» **WRITTEN REQUEST**
Transcribe every line of the records below verbatim, leaving out the pictures.

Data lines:
= = = =
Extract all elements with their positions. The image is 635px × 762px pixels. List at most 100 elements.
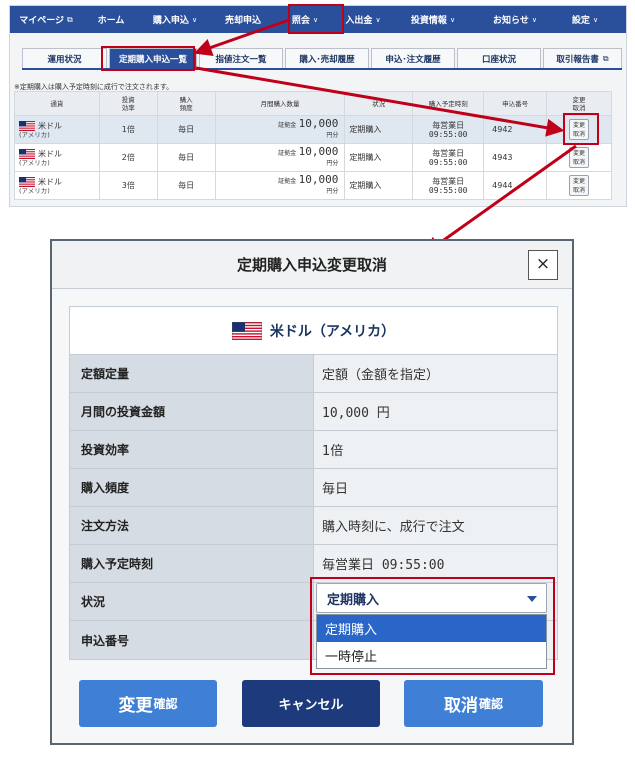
amount-cell: 証拠金 10,000 円分 [214,171,346,200]
nav-label: 売却申込 [224,16,261,26]
nav-label: 購入申込 [152,16,189,26]
nav-purchase[interactable]: 購入申込 ∨ [140,6,210,33]
button-label-small: 確認 [478,697,503,711]
currency-header: 米ドル（アメリカ） [70,307,557,355]
amount-cell: 証拠金 10,000 円分 [214,143,346,172]
nav-label: ホーム [97,16,125,26]
currency-name: 米ドル [38,149,62,158]
highlight-status-select [310,577,555,675]
detail-label: 月間の投資金額 [70,393,314,430]
time-value: 09:55:00 [428,185,468,195]
detail-label: 購入予定時刻 [70,545,314,582]
amount-unit: 円分 [326,131,339,139]
nav-investment-info[interactable]: 投資情報 ∨ [392,6,474,33]
time-cell: 毎営業日 09:55:00 [412,143,485,172]
currency-name: 米ドル [38,177,62,186]
currency-name: 米ドル（アメリカ） [269,323,396,340]
col-header: 変更 取消 [546,91,612,116]
order-id-cell: 4942 [483,115,548,144]
nav-label: 投資情報 [410,16,447,26]
nav-mypage[interactable]: マイページ ⧉ [10,6,82,33]
col-header: 購入予定時刻 [412,91,485,116]
detail-row: 月間の投資金額 10,000 円 [70,393,557,431]
nav-notices[interactable]: お知らせ ∨ [474,6,556,33]
detail-value: 購入時刻に、成行で注文 [314,507,557,544]
time-cell: 毎営業日 09:55:00 [412,171,485,200]
tab-account[interactable]: 口座状況 [457,48,541,68]
currency-cell: 米ドル (アメリカ) [14,115,100,144]
chevron-down-icon: ∨ [375,15,381,24]
change-cancel-button[interactable]: 変更 取消 [569,175,590,196]
detail-label: 購入頻度 [70,469,314,506]
tab-status[interactable]: 運用状況 [22,48,107,68]
us-flag-icon [19,148,35,159]
col-header: 状況 [344,91,414,116]
efficiency-cell: 1倍 [98,115,158,144]
highlight-inquiry-menu [288,4,344,34]
external-link-icon: ⧉ [67,14,73,24]
status-cell: 定期購入 [344,115,414,144]
change-cancel-button[interactable]: 変更 取消 [569,147,590,168]
action-cell: 変更 取消 [546,143,612,172]
external-link-icon: ⧉ [602,53,609,63]
chevron-down-icon: ∨ [531,15,537,24]
chevron-down-icon: ∨ [449,15,456,24]
button-label-small: 確認 [153,697,178,711]
nav-home[interactable]: ホーム [82,6,140,33]
periodic-order-table: 通貨 投資 効率 購入 頻度 月間購入数量 状況 購入予定時刻 申込番号 変更 取消 … [14,91,612,200]
currency-cell: 米ドル (アメリカ) [14,143,100,172]
nav-label: お知らせ [493,16,529,26]
highlight-change-cancel [563,113,599,145]
chevron-down-icon: ∨ [191,15,198,24]
table-header-row: 通貨 投資 効率 購入 頻度 月間購入数量 状況 購入予定時刻 申込番号 変更 取消 [14,91,612,116]
amount-value: 10,000 [298,144,339,158]
detail-label: 投資効率 [70,431,314,468]
time-value: 09:55:00 [428,129,468,139]
amount-value: 10,000 [298,172,339,186]
tab-label: 申込･注文履歴 [385,54,441,65]
table-row: 米ドル (アメリカ) 2倍 毎日 証拠金 10,000 円分 定期購入 毎営業日 09:55:0… [14,143,612,172]
highlight-periodic-tab [101,46,195,71]
tab-limit-orders[interactable]: 指値注文一覧 [199,48,283,68]
detail-row: 投資効率 1倍 [70,431,557,469]
col-header: 申込番号 [483,91,548,116]
detail-row: 定額定量 定額（金額を指定） [70,355,557,393]
amount-unit: 円分 [326,159,339,167]
amount-value: 10,000 [298,116,339,130]
time-day: 毎営業日 [432,176,465,186]
currency-region: (アメリカ) [19,130,50,139]
tab-label: 指値注文一覧 [215,54,267,65]
detail-label: 注文方法 [70,507,314,544]
dialog-title: 定期購入申込変更取消 [236,256,387,274]
delete-confirm-button[interactable]: 取消 確認 [404,680,543,727]
button-label: キャンセル [278,698,344,713]
order-id-cell: 4944 [483,171,548,200]
tab-label: 取引報告書 [556,54,599,65]
dialog-header: 定期購入申込変更取消 × [52,241,572,289]
frequency-cell: 毎日 [156,143,216,172]
nav-settings[interactable]: 設定 ∨ [556,6,614,33]
us-flag-icon [19,176,35,187]
nav-label: 設定 [571,16,590,26]
detail-value: 毎日 [314,469,557,506]
detail-row: 注文方法 購入時刻に、成行で注文 [70,507,557,545]
tab-trade-history[interactable]: 購入･売却履歴 [285,48,369,68]
tab-reports[interactable]: 取引報告書 ⧉ [543,48,622,68]
currency-region: (アメリカ) [19,158,50,167]
nav-sell[interactable]: 売却申込 [210,6,276,33]
detail-label: 定額定量 [70,355,314,392]
frequency-cell: 毎日 [156,115,216,144]
detail-row: 購入頻度 毎日 [70,469,557,507]
change-confirm-button[interactable]: 変更 確認 [79,680,217,727]
cancel-button[interactable]: キャンセル [242,680,380,727]
currency-cell: 米ドル (アメリカ) [14,171,100,200]
close-button[interactable]: × [528,250,558,280]
tab-order-history[interactable]: 申込･注文履歴 [371,48,455,68]
frequency-cell: 毎日 [156,171,216,200]
detail-value: 10,000 円 [314,393,557,430]
mini-btn-line: 取消 [573,159,586,166]
tab-label: 運用状況 [47,54,82,65]
time-day: 毎営業日 [432,120,465,130]
detail-value: 1倍 [314,431,557,468]
currency-name: 米ドル [38,121,62,130]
= = = =
» **FINISHED EXERCISE**
Extract all elements with their positions. The image is 635px × 762px pixels. List at most 100 elements.
amount-cell: 証拠金 10,000 円分 [214,171,346,200]
nav-label: 売却申込 [224,16,261,26]
nav-label: 購入申込 [152,16,189,26]
nav-purchase[interactable]: 購入申込 ∨ [140,6,210,33]
button-label-small: 確認 [478,697,503,711]
currency-header: 米ドル（アメリカ） [70,307,557,355]
amount-cell: 証拠金 10,000 円分 [214,143,346,172]
nav-label: ホーム [97,16,125,26]
currency-name: 米ドル [38,149,62,158]
highlight-status-select [310,577,555,675]
detail-label: 月間の投資金額 [70,393,314,430]
time-value: 09:55:00 [428,185,468,195]
detail-label: 購入予定時刻 [70,545,314,582]
amount-unit: 円分 [326,131,339,139]
nav-investment-info[interactable]: 投資情報 ∨ [392,6,474,33]
time-cell: 毎営業日 09:55:00 [412,143,485,172]
currency-name: 米ドル [38,177,62,186]
currency-name: 米ドル（アメリカ） [269,323,396,340]
col-header: 変更 取消 [546,91,612,116]
order-id-cell: 4942 [483,115,548,144]
nav-label: 投資情報 [410,16,447,26]
nav-mypage[interactable]: マイページ ⧉ [10,6,82,33]
col-header: 購入予定時刻 [412,91,485,116]
detail-row: 月間の投資金額 10,000 円 [70,393,557,431]
nav-notices[interactable]: お知らせ ∨ [474,6,556,33]
detail-value: 購入時刻に、成行で注文 [314,507,557,544]
time-cell: 毎営業日 09:55:00 [412,171,485,200]
tab-account[interactable]: 口座状況 [457,48,541,68]
currency-cell: 米ドル (アメリカ) [14,115,100,144]
chevron-down-icon: ∨ [375,15,381,24]
change-cancel-button[interactable]: 変更 取消 [569,175,590,196]
detail-label: 購入頻度 [70,469,314,506]
tab-status[interactable]: 運用状況 [22,48,107,68]
us-flag-icon [19,148,35,159]
col-header: 状況 [344,91,414,116]
efficiency-cell: 1倍 [98,115,158,144]
highlight-inquiry-menu [288,4,344,34]
external-link-icon: ⧉ [67,14,73,24]
status-cell: 定期購入 [344,115,414,144]
change-cancel-button[interactable]: 変更 取消 [569,147,590,168]
action-cell: 変更 取消 [546,143,612,172]
external-link-icon: ⧉ [602,53,609,63]
chevron-down-icon: ∨ [531,15,537,24]
chevron-down-icon: ∨ [449,15,456,24]
button-label-small: 確認 [153,697,178,711]
nav-home[interactable]: ホーム [82,6,140,33]
periodic-order-table: 通貨 投資 効率 購入 頻度 月間購入数量 状況 購入予定時刻 申込番号 変更 取消 … [14,91,612,200]
currency-cell: 米ドル (アメリカ) [14,143,100,172]
nav-label: お知らせ [493,16,529,26]
highlight-change-cancel [563,113,599,145]
chevron-down-icon: ∨ [191,15,198,24]
table-header-row: 通貨 投資 効率 購入 頻度 月間購入数量 状況 購入予定時刻 申込番号 変更 取消 [14,91,612,116]
amount-value: 10,000 [298,144,339,158]
detail-label: 投資効率 [70,431,314,468]
time-value: 09:55:00 [428,129,468,139]
amount-value: 10,000 [298,172,339,186]
tab-label: 申込･注文履歴 [385,54,441,65]
table-row: 米ドル (アメリカ) 2倍 毎日 証拠金 10,000 円分 定期購入 毎営業日 09:55:0… [14,143,612,172]
highlight-periodic-tab [101,46,195,71]
tab-limit-orders[interactable]: 指値注文一覧 [199,48,283,68]
detail-row: 投資効率 1倍 [70,431,557,469]
col-header: 申込番号 [483,91,548,116]
detail-row: 定額定量 定額（金額を指定） [70,355,557,393]
amount-unit: 円分 [326,159,339,167]
amount-value: 10,000 [298,116,339,130]
time-day: 毎営業日 [432,176,465,186]
currency-region: (アメリカ) [19,130,50,139]
tab-label: 指値注文一覧 [215,54,267,65]
detail-label: 注文方法 [70,507,314,544]
dialog-title: 定期購入申込変更取消 [236,256,387,274]
delete-confirm-button[interactable]: 取消 確認 [404,680,543,727]
button-label: キャンセル [278,698,344,713]
order-id-cell: 4944 [483,171,548,200]
tab-label: 取引報告書 [556,54,599,65]
dialog-header: 定期購入申込変更取消 × [52,241,572,289]
frequency-cell: 毎日 [156,143,216,172]
nav-settings[interactable]: 設定 ∨ [556,6,614,33]
us-flag-icon [19,176,35,187]
nav-label: 設定 [571,16,590,26]
detail-value: 毎日 [314,469,557,506]
detail-row: 注文方法 購入時刻に、成行で注文 [70,507,557,545]
tab-trade-history[interactable]: 購入･売却履歴 [285,48,369,68]
tab-reports[interactable]: 取引報告書 ⧉ [543,48,622,68]
currency-region: (アメリカ) [19,158,50,167]
nav-sell[interactable]: 売却申込 [210,6,276,33]
detail-label: 定額定量 [70,355,314,392]
frequency-cell: 毎日 [156,115,216,144]
detail-row: 購入頻度 毎日 [70,469,557,507]
change-confirm-button[interactable]: 変更 確認 [79,680,217,727]
cancel-button[interactable]: キャンセル [242,680,380,727]
currency-cell: 米ドル (アメリカ) [14,171,100,200]
close-button[interactable]: × [528,250,558,280]
tab-order-history[interactable]: 申込･注文履歴 [371,48,455,68]
frequency-cell: 毎日 [156,171,216,200]
detail-value: 10,000 円 [314,393,557,430]
mini-btn-line: 取消 [573,159,586,166]
tab-label: 運用状況 [47,54,82,65]
time-day: 毎営業日 [432,120,465,130]
detail-value: 1倍 [314,431,557,468]
currency-name: 米ドル [38,121,62,130]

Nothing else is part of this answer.